SHORT TASK »
Copy each line of the records that holds the string "frac".

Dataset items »

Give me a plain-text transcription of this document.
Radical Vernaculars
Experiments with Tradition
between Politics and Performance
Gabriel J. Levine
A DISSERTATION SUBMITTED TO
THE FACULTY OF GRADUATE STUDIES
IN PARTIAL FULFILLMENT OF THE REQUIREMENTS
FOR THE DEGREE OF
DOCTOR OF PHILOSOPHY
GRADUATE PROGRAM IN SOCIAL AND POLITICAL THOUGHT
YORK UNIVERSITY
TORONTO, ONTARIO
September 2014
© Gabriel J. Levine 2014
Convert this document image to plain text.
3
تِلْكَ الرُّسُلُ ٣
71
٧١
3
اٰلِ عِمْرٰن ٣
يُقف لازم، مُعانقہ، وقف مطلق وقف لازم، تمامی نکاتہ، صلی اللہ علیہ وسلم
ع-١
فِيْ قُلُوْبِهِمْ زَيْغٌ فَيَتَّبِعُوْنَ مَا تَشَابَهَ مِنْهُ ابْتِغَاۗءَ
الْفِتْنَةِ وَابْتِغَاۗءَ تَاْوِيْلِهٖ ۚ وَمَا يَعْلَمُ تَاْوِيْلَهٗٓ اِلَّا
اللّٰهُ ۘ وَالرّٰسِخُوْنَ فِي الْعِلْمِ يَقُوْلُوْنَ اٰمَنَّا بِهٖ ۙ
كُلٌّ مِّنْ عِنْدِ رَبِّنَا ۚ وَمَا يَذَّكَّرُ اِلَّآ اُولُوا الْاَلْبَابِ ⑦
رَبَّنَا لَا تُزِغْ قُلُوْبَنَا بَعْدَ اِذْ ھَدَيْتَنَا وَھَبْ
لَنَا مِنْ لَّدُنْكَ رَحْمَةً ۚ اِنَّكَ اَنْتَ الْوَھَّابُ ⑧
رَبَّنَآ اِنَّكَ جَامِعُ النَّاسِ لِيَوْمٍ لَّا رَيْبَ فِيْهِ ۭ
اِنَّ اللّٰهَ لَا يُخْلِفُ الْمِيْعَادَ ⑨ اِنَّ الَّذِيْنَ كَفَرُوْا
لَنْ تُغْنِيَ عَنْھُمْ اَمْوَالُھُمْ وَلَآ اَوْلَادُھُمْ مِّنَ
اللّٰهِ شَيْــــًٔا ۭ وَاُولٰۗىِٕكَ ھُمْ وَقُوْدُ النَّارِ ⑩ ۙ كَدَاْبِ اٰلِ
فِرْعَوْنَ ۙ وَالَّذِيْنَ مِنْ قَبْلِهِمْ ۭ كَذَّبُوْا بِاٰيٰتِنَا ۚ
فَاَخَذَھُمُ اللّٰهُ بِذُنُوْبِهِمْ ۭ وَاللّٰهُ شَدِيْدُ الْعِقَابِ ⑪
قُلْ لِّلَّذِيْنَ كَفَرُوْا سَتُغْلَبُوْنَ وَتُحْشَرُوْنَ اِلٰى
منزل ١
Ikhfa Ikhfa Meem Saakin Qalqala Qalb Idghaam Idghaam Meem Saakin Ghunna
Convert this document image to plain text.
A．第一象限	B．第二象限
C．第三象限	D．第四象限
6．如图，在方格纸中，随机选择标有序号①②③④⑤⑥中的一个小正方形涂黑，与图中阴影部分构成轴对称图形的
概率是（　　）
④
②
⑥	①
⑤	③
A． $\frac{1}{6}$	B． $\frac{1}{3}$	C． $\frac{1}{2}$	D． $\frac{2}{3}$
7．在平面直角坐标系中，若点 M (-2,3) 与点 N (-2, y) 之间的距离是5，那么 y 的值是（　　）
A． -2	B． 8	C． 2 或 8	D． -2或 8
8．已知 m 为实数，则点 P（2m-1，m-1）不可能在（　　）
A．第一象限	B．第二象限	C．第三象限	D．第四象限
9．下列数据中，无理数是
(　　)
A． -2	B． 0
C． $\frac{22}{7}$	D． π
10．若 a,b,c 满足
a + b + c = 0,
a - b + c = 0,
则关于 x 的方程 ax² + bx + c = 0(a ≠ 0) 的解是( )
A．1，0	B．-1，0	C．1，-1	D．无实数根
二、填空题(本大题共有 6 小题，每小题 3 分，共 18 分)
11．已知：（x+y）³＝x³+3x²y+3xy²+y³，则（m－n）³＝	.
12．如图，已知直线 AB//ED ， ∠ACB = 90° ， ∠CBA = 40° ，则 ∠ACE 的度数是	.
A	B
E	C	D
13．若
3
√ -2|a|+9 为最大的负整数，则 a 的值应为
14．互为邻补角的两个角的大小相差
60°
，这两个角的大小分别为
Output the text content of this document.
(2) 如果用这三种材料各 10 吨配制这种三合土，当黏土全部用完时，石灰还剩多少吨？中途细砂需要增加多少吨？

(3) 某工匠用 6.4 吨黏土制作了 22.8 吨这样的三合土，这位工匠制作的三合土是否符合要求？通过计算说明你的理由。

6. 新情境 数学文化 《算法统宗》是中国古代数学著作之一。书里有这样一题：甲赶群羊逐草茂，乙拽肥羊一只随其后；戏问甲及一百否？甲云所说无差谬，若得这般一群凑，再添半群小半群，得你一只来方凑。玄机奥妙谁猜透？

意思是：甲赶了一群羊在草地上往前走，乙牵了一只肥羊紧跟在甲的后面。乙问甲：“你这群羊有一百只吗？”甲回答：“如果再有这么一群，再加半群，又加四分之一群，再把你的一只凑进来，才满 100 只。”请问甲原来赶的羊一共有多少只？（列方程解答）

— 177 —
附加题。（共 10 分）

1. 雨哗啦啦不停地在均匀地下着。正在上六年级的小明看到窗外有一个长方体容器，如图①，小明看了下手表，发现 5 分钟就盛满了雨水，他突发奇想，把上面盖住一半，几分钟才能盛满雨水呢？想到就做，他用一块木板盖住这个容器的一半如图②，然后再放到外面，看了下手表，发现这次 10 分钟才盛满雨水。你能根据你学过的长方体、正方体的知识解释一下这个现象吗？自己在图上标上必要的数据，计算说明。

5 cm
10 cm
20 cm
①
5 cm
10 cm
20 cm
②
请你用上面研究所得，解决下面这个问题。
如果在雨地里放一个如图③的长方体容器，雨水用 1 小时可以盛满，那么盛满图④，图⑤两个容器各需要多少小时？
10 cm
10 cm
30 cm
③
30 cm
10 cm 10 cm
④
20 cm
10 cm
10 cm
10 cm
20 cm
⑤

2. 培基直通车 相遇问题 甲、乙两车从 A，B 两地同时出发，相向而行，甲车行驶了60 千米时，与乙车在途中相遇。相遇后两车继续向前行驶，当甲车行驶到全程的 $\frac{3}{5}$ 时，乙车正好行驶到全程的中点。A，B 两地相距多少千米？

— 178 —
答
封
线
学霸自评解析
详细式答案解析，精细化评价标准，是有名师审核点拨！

ANSWER TO THIS PROBLEM »
A． $\frac{1}{6}$	B． $\frac{1}{3}$	C． $\frac{1}{2}$	D． $\frac{2}{3}$
C． $\frac{22}{7}$	D． π
2. 培基直通车 相遇问题 甲、乙两车从 A，B 两地同时出发，相向而行，甲车行驶了60 千米时，与乙车在途中相遇。相遇后两车继续向前行驶，当甲车行驶到全程的 $\frac{3}{5}$ 时，乙车正好行驶到全程的中点。A，B 两地相距多少千米？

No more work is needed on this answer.